Work out how many lines in the data hold the word "What", and reply with that number only.

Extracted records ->
● ● ● ● ● ● ●

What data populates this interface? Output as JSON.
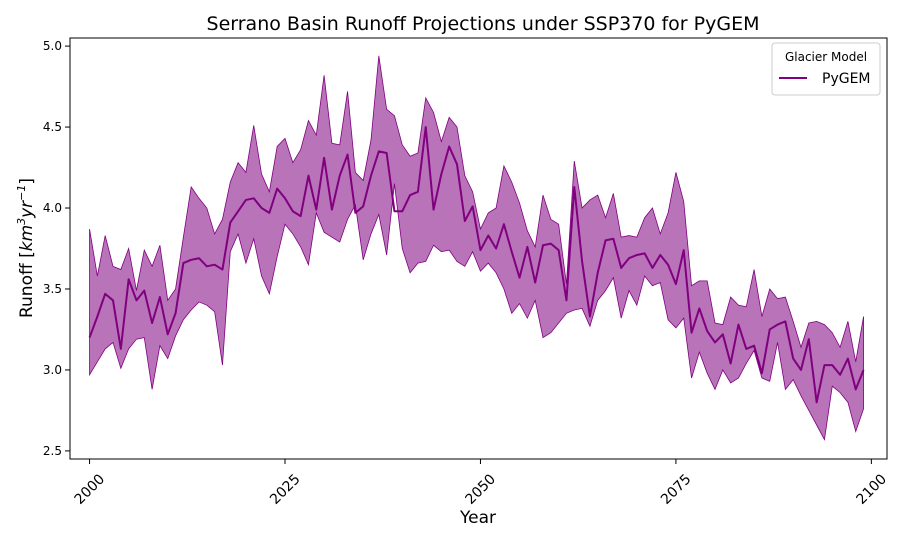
{
  "chart_data": {
    "type": "line",
    "title": "Serrano Basin Runoff Projections under SSP370 for PyGEM",
    "xlabel": "Year",
    "ylabel": "Runoff [km³yr⁻¹]",
    "ylabel_parts": {
      "text": "Runoff [",
      "unit_base": "km",
      "unit_sup1": "3",
      "unit_mid": "yr",
      "unit_sup2": "−1",
      "close": "]"
    },
    "xlim": [
      1997.5,
      2102
    ],
    "ylim": [
      2.45,
      5.05
    ],
    "xticks": [
      2000,
      2025,
      2050,
      2075,
      2100
    ],
    "xtick_labels": [
      "2000",
      "2025",
      "2050",
      "2075",
      "2100"
    ],
    "yticks": [
      2.5,
      3.0,
      3.5,
      4.0,
      4.5,
      5.0
    ],
    "ytick_labels": [
      "2.5",
      "3.0",
      "3.5",
      "4.0",
      "4.5",
      "5.0"
    ],
    "grid": false,
    "legend": {
      "title": "Glacier Model",
      "placement": "top-right",
      "entries": [
        "PyGEM"
      ]
    },
    "colors": {
      "line": "#800080",
      "band": "#800080",
      "band_opacity": 0.55
    },
    "x": [
      2000,
      2001,
      2002,
      2003,
      2004,
      2005,
      2006,
      2007,
      2008,
      2009,
      2010,
      2011,
      2012,
      2013,
      2014,
      2015,
      2016,
      2017,
      2018,
      2019,
      2020,
      2021,
      2022,
      2023,
      2024,
      2025,
      2026,
      2027,
      2028,
      2029,
      2030,
      2031,
      2032,
      2033,
      2034,
      2035,
      2036,
      2037,
      2038,
      2039,
      2040,
      2041,
      2042,
      2043,
      2044,
      2045,
      2046,
      2047,
      2048,
      2049,
      2050,
      2051,
      2052,
      2053,
      2054,
      2055,
      2056,
      2057,
      2058,
      2059,
      2060,
      2061,
      2062,
      2063,
      2064,
      2065,
      2066,
      2067,
      2068,
      2069,
      2070,
      2071,
      2072,
      2073,
      2074,
      2075,
      2076,
      2077,
      2078,
      2079,
      2080,
      2081,
      2082,
      2083,
      2084,
      2085,
      2086,
      2087,
      2088,
      2089,
      2090,
      2091,
      2092,
      2093,
      2094,
      2095,
      2096,
      2097,
      2098,
      2099
    ],
    "series": [
      {
        "name": "PyGEM",
        "mean": [
          3.2,
          3.33,
          3.47,
          3.43,
          3.13,
          3.56,
          3.43,
          3.49,
          3.29,
          3.45,
          3.22,
          3.35,
          3.66,
          3.68,
          3.69,
          3.64,
          3.65,
          3.62,
          3.91,
          3.98,
          4.05,
          4.06,
          4.0,
          3.97,
          4.12,
          4.06,
          3.98,
          3.95,
          4.2,
          3.99,
          4.31,
          3.99,
          4.2,
          4.33,
          3.97,
          4.01,
          4.2,
          4.35,
          4.34,
          3.98,
          3.98,
          4.08,
          4.1,
          4.5,
          3.99,
          4.21,
          4.38,
          4.27,
          3.92,
          4.01,
          3.74,
          3.83,
          3.75,
          3.9,
          3.73,
          3.57,
          3.76,
          3.54,
          3.77,
          3.78,
          3.74,
          3.43,
          4.13,
          3.67,
          3.33,
          3.6,
          3.8,
          3.81,
          3.63,
          3.69,
          3.71,
          3.72,
          3.63,
          3.71,
          3.65,
          3.53,
          3.74,
          3.23,
          3.38,
          3.24,
          3.17,
          3.22,
          3.04,
          3.28,
          3.13,
          3.15,
          2.98,
          3.25,
          3.28,
          3.3,
          3.07,
          3.0,
          3.19,
          2.8,
          3.03,
          3.03,
          2.97,
          3.07,
          2.88,
          3.0
        ],
        "upper": [
          3.87,
          3.58,
          3.83,
          3.64,
          3.62,
          3.75,
          3.49,
          3.74,
          3.64,
          3.77,
          3.43,
          3.5,
          3.82,
          4.13,
          4.06,
          4.0,
          3.84,
          3.93,
          4.16,
          4.28,
          4.22,
          4.51,
          4.21,
          4.1,
          4.38,
          4.43,
          4.28,
          4.36,
          4.54,
          4.45,
          4.82,
          4.4,
          4.39,
          4.72,
          4.22,
          4.17,
          4.42,
          4.94,
          4.61,
          4.57,
          4.39,
          4.32,
          4.34,
          4.68,
          4.59,
          4.41,
          4.56,
          4.5,
          4.2,
          4.1,
          3.87,
          3.97,
          4.0,
          4.26,
          4.16,
          4.03,
          3.86,
          3.76,
          4.08,
          3.93,
          3.9,
          3.53,
          4.29,
          4.0,
          4.05,
          4.08,
          3.94,
          4.09,
          3.82,
          3.83,
          3.82,
          3.94,
          4.0,
          3.84,
          3.97,
          4.22,
          4.04,
          3.52,
          3.55,
          3.55,
          3.29,
          3.28,
          3.45,
          3.4,
          3.39,
          3.62,
          3.33,
          3.5,
          3.44,
          3.45,
          3.3,
          3.14,
          3.29,
          3.3,
          3.28,
          3.23,
          3.14,
          3.3,
          3.05,
          3.33
        ],
        "lower": [
          2.97,
          3.05,
          3.13,
          3.17,
          3.01,
          3.13,
          3.19,
          3.2,
          2.88,
          3.15,
          3.07,
          3.21,
          3.31,
          3.37,
          3.42,
          3.4,
          3.36,
          3.03,
          3.73,
          3.84,
          3.66,
          3.81,
          3.58,
          3.47,
          3.7,
          3.9,
          3.84,
          3.76,
          3.65,
          3.97,
          3.85,
          3.82,
          3.79,
          3.93,
          4.02,
          3.68,
          3.84,
          3.96,
          3.71,
          4.15,
          3.75,
          3.6,
          3.66,
          3.67,
          3.77,
          3.73,
          3.74,
          3.67,
          3.64,
          3.73,
          3.61,
          3.66,
          3.6,
          3.5,
          3.35,
          3.41,
          3.32,
          3.43,
          3.2,
          3.23,
          3.29,
          3.35,
          3.37,
          3.38,
          3.27,
          3.43,
          3.49,
          3.57,
          3.32,
          3.49,
          3.4,
          3.58,
          3.52,
          3.54,
          3.31,
          3.26,
          3.32,
          2.95,
          3.11,
          2.98,
          2.88,
          3.0,
          2.92,
          2.95,
          3.04,
          3.12,
          2.95,
          2.93,
          3.17,
          2.88,
          2.94,
          2.84,
          2.75,
          2.66,
          2.57,
          2.9,
          2.86,
          2.8,
          2.62,
          2.76
        ]
      }
    ]
  }
}
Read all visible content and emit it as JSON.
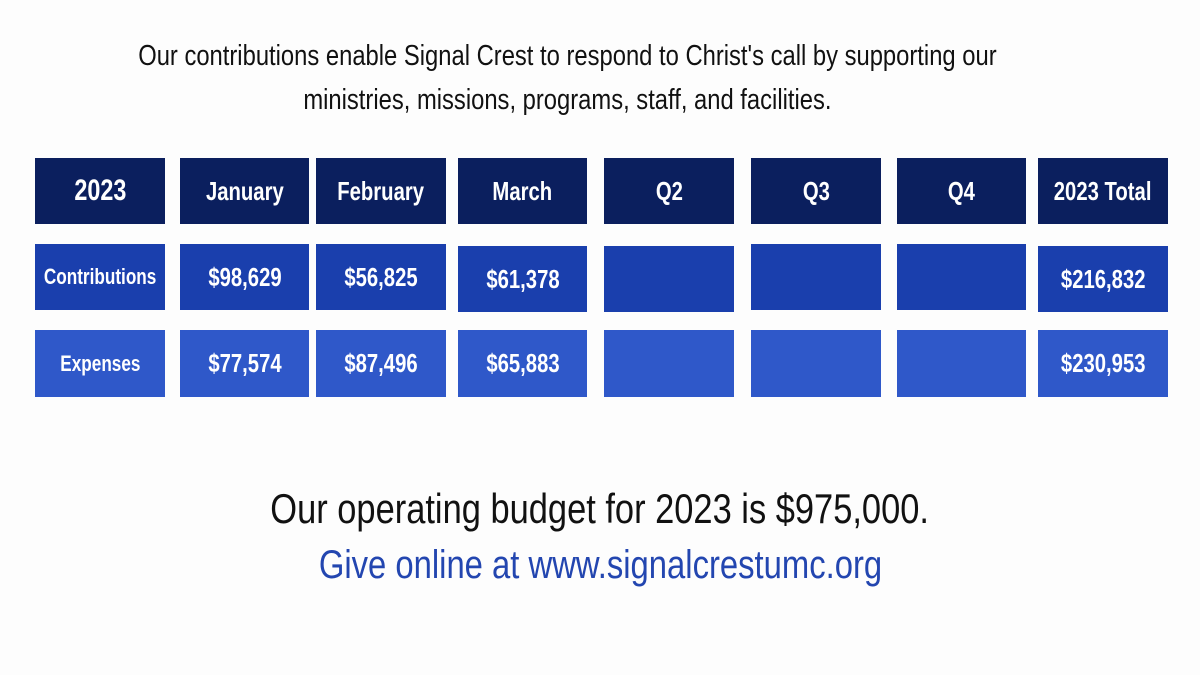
{
  "intro": {
    "line1": "Our contributions enable Signal Crest to respond to Christ's call by supporting our",
    "line2": "ministries, missions, programs, staff, and facilities."
  },
  "table": {
    "headers": [
      "2023",
      "January",
      "February",
      "March",
      "Q2",
      "Q3",
      "Q4",
      "2023 Total"
    ],
    "rows": [
      {
        "label": "Contributions",
        "values": [
          "$98,629",
          "$56,825",
          "$61,378",
          "",
          "",
          "",
          "$216,832"
        ]
      },
      {
        "label": "Expenses",
        "values": [
          "$77,574",
          "$87,496",
          "$65,883",
          "",
          "",
          "",
          "$230,953"
        ]
      }
    ]
  },
  "budget_text": "Our operating budget for 2023 is $975,000.",
  "give_text": "Give online at www.signalcrestumc.org",
  "colors": {
    "header": "#0b1f5e",
    "contributions_row": "#1a3fad",
    "expenses_row": "#2f58c9",
    "give_link": "#2346b0"
  }
}
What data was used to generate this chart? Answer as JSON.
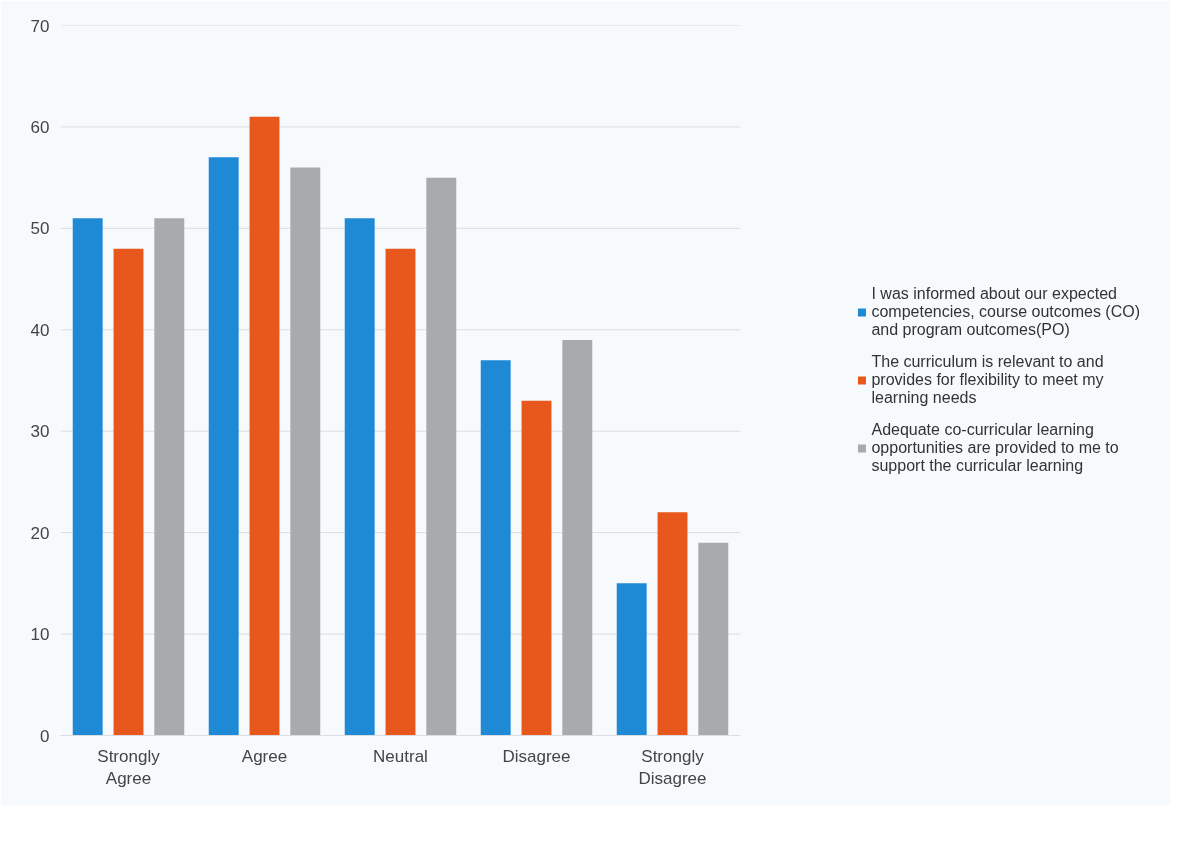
{
  "chart_data": {
    "type": "bar",
    "categories": [
      "Strongly Agree",
      "Agree",
      "Neutral",
      "Disagree",
      "Strongly Disagree"
    ],
    "series": [
      {
        "name": "I was informed about our expected competencies, course outcomes (CO) and program outcomes(PO)",
        "color": "#1e8ad6",
        "values": [
          51,
          57,
          51,
          37,
          15
        ]
      },
      {
        "name": "The curriculum is relevant to and provides for flexibility to meet my learning needs",
        "color": "#e8581c",
        "values": [
          48,
          61,
          48,
          33,
          22
        ]
      },
      {
        "name": "Adequate co-curricular learning opportunities are provided to me to support the curricular learning",
        "color": "#a8aaae",
        "values": [
          51,
          56,
          55,
          39,
          19
        ]
      }
    ],
    "ylim": [
      0,
      70
    ],
    "yticks": [
      0,
      10,
      20,
      30,
      40,
      50,
      60,
      70
    ],
    "grid": "y",
    "legend": "right"
  }
}
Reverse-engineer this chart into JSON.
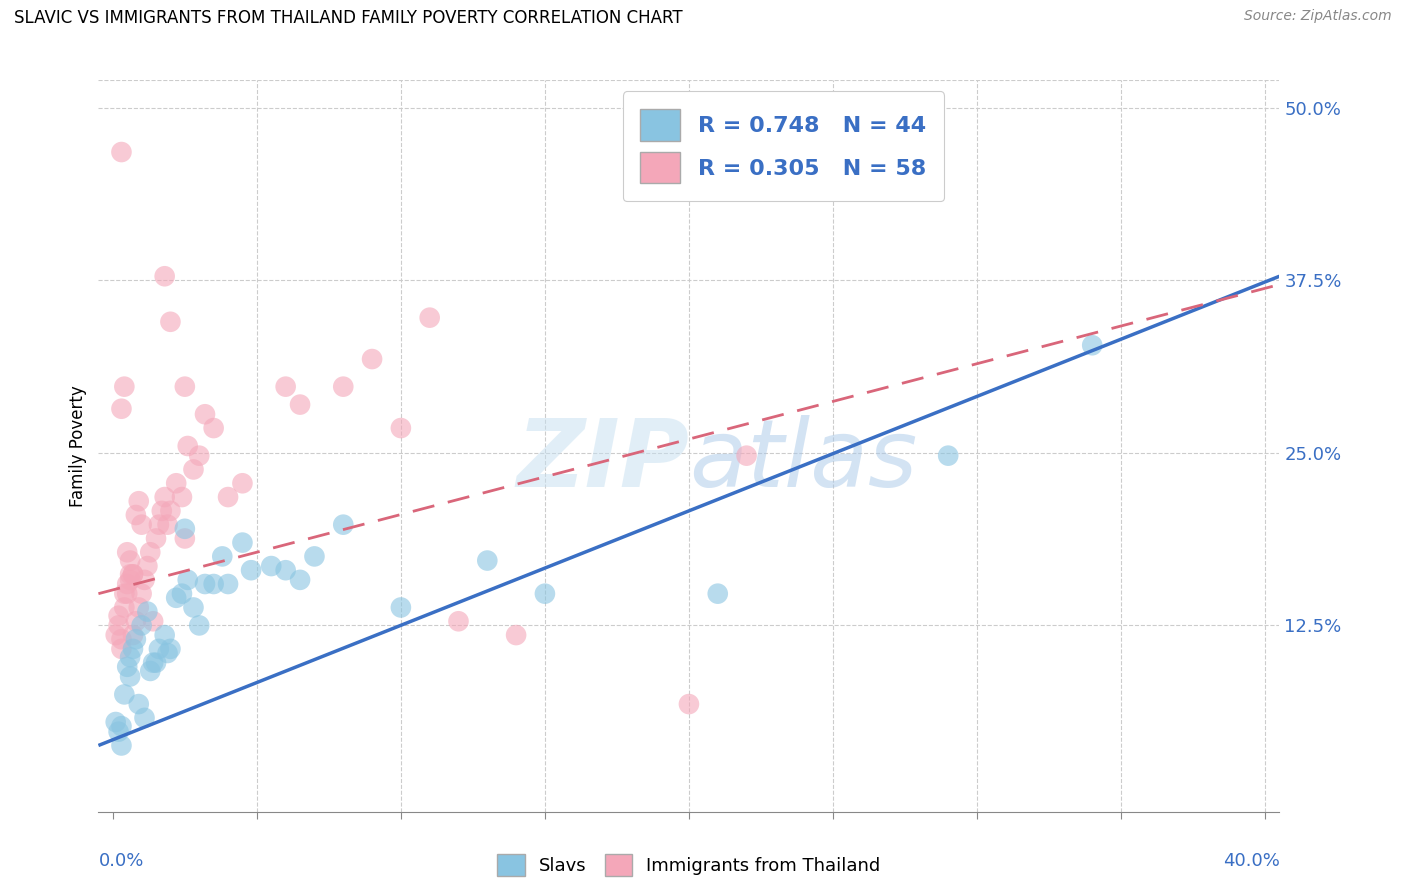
{
  "title": "SLAVIC VS IMMIGRANTS FROM THAILAND FAMILY POVERTY CORRELATION CHART",
  "source": "Source: ZipAtlas.com",
  "ylabel": "Family Poverty",
  "yticks": [
    0.0,
    0.125,
    0.25,
    0.375,
    0.5
  ],
  "ytick_labels": [
    "",
    "12.5%",
    "25.0%",
    "37.5%",
    "50.0%"
  ],
  "xticks": [
    0.0,
    0.05,
    0.1,
    0.15,
    0.2,
    0.25,
    0.3,
    0.35,
    0.4
  ],
  "xlim": [
    -0.005,
    0.405
  ],
  "ylim": [
    -0.01,
    0.52
  ],
  "legend_slavs_R": "0.748",
  "legend_slavs_N": "44",
  "legend_thai_R": "0.305",
  "legend_thai_N": "58",
  "slavs_color": "#89c4e1",
  "thai_color": "#f4a7b9",
  "slavs_line_color": "#3a6fc4",
  "thai_line_color": "#d9667a",
  "watermark_color": "#c5dff0",
  "slavs_scatter": [
    [
      0.001,
      0.055
    ],
    [
      0.002,
      0.048
    ],
    [
      0.003,
      0.038
    ],
    [
      0.003,
      0.052
    ],
    [
      0.004,
      0.075
    ],
    [
      0.005,
      0.095
    ],
    [
      0.006,
      0.088
    ],
    [
      0.006,
      0.102
    ],
    [
      0.007,
      0.108
    ],
    [
      0.008,
      0.115
    ],
    [
      0.009,
      0.068
    ],
    [
      0.01,
      0.125
    ],
    [
      0.011,
      0.058
    ],
    [
      0.012,
      0.135
    ],
    [
      0.013,
      0.092
    ],
    [
      0.014,
      0.098
    ],
    [
      0.015,
      0.098
    ],
    [
      0.016,
      0.108
    ],
    [
      0.018,
      0.118
    ],
    [
      0.019,
      0.105
    ],
    [
      0.02,
      0.108
    ],
    [
      0.022,
      0.145
    ],
    [
      0.024,
      0.148
    ],
    [
      0.025,
      0.195
    ],
    [
      0.026,
      0.158
    ],
    [
      0.028,
      0.138
    ],
    [
      0.03,
      0.125
    ],
    [
      0.032,
      0.155
    ],
    [
      0.035,
      0.155
    ],
    [
      0.038,
      0.175
    ],
    [
      0.04,
      0.155
    ],
    [
      0.045,
      0.185
    ],
    [
      0.048,
      0.165
    ],
    [
      0.055,
      0.168
    ],
    [
      0.06,
      0.165
    ],
    [
      0.065,
      0.158
    ],
    [
      0.07,
      0.175
    ],
    [
      0.08,
      0.198
    ],
    [
      0.1,
      0.138
    ],
    [
      0.13,
      0.172
    ],
    [
      0.15,
      0.148
    ],
    [
      0.21,
      0.148
    ],
    [
      0.29,
      0.248
    ],
    [
      0.34,
      0.328
    ]
  ],
  "thai_scatter": [
    [
      0.001,
      0.118
    ],
    [
      0.002,
      0.125
    ],
    [
      0.002,
      0.132
    ],
    [
      0.003,
      0.108
    ],
    [
      0.003,
      0.115
    ],
    [
      0.004,
      0.138
    ],
    [
      0.004,
      0.148
    ],
    [
      0.005,
      0.148
    ],
    [
      0.005,
      0.155
    ],
    [
      0.006,
      0.158
    ],
    [
      0.006,
      0.162
    ],
    [
      0.007,
      0.118
    ],
    [
      0.007,
      0.162
    ],
    [
      0.008,
      0.128
    ],
    [
      0.008,
      0.205
    ],
    [
      0.009,
      0.138
    ],
    [
      0.009,
      0.215
    ],
    [
      0.01,
      0.148
    ],
    [
      0.01,
      0.198
    ],
    [
      0.011,
      0.158
    ],
    [
      0.012,
      0.168
    ],
    [
      0.013,
      0.178
    ],
    [
      0.014,
      0.128
    ],
    [
      0.015,
      0.188
    ],
    [
      0.016,
      0.198
    ],
    [
      0.017,
      0.208
    ],
    [
      0.018,
      0.218
    ],
    [
      0.019,
      0.198
    ],
    [
      0.02,
      0.208
    ],
    [
      0.02,
      0.345
    ],
    [
      0.022,
      0.228
    ],
    [
      0.024,
      0.218
    ],
    [
      0.025,
      0.188
    ],
    [
      0.025,
      0.298
    ],
    [
      0.026,
      0.255
    ],
    [
      0.028,
      0.238
    ],
    [
      0.03,
      0.248
    ],
    [
      0.032,
      0.278
    ],
    [
      0.035,
      0.268
    ],
    [
      0.04,
      0.218
    ],
    [
      0.045,
      0.228
    ],
    [
      0.06,
      0.298
    ],
    [
      0.065,
      0.285
    ],
    [
      0.08,
      0.298
    ],
    [
      0.1,
      0.268
    ],
    [
      0.003,
      0.468
    ],
    [
      0.018,
      0.378
    ],
    [
      0.003,
      0.282
    ],
    [
      0.004,
      0.298
    ],
    [
      0.12,
      0.128
    ],
    [
      0.14,
      0.118
    ],
    [
      0.2,
      0.068
    ],
    [
      0.22,
      0.248
    ],
    [
      0.005,
      0.178
    ],
    [
      0.006,
      0.172
    ],
    [
      0.007,
      0.162
    ],
    [
      0.11,
      0.348
    ],
    [
      0.09,
      0.318
    ]
  ],
  "slavs_line": {
    "x0": -0.005,
    "y0": 0.038,
    "x1": 0.405,
    "y1": 0.378
  },
  "thai_line": {
    "x0": -0.005,
    "y0": 0.148,
    "x1": 0.405,
    "y1": 0.372
  }
}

● ● ● ● ● ● ●

Result of this task -> 2